[Task goal]
In the material below, find all lines with the string "يوسف" and copy them.

[Stored records]
[START]

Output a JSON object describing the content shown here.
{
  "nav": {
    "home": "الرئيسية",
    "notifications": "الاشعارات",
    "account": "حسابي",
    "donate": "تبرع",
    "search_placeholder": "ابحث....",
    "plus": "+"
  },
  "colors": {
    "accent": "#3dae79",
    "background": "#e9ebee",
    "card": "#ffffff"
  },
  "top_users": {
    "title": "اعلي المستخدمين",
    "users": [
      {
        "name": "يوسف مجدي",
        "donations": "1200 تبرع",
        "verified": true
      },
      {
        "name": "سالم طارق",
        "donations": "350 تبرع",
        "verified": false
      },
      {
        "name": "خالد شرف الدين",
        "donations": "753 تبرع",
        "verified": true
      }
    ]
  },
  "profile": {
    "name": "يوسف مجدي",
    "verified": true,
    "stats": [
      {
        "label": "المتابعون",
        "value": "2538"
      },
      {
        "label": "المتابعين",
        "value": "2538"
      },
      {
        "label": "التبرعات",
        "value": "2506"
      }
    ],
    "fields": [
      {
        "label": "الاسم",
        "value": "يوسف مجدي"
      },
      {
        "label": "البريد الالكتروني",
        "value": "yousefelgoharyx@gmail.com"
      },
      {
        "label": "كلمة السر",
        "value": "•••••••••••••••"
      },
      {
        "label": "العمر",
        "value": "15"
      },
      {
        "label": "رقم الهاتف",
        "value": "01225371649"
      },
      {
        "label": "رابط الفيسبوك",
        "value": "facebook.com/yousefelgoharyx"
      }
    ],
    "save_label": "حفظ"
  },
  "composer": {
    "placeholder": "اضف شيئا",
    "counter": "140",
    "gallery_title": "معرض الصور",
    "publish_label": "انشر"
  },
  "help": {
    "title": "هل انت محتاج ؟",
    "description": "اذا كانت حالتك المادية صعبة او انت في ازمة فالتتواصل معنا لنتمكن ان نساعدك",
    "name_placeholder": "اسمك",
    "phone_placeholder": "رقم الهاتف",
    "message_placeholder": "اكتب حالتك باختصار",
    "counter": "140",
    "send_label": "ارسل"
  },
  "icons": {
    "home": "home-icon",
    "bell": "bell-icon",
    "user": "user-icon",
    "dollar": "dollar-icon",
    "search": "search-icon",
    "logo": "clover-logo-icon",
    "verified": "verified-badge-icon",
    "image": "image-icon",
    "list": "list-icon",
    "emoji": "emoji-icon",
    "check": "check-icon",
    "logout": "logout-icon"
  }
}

[END]

[Solution]
        "name": "يوسف مجدي",
    "name": "يوسف مجدي",
        "value": "يوسف مجدي"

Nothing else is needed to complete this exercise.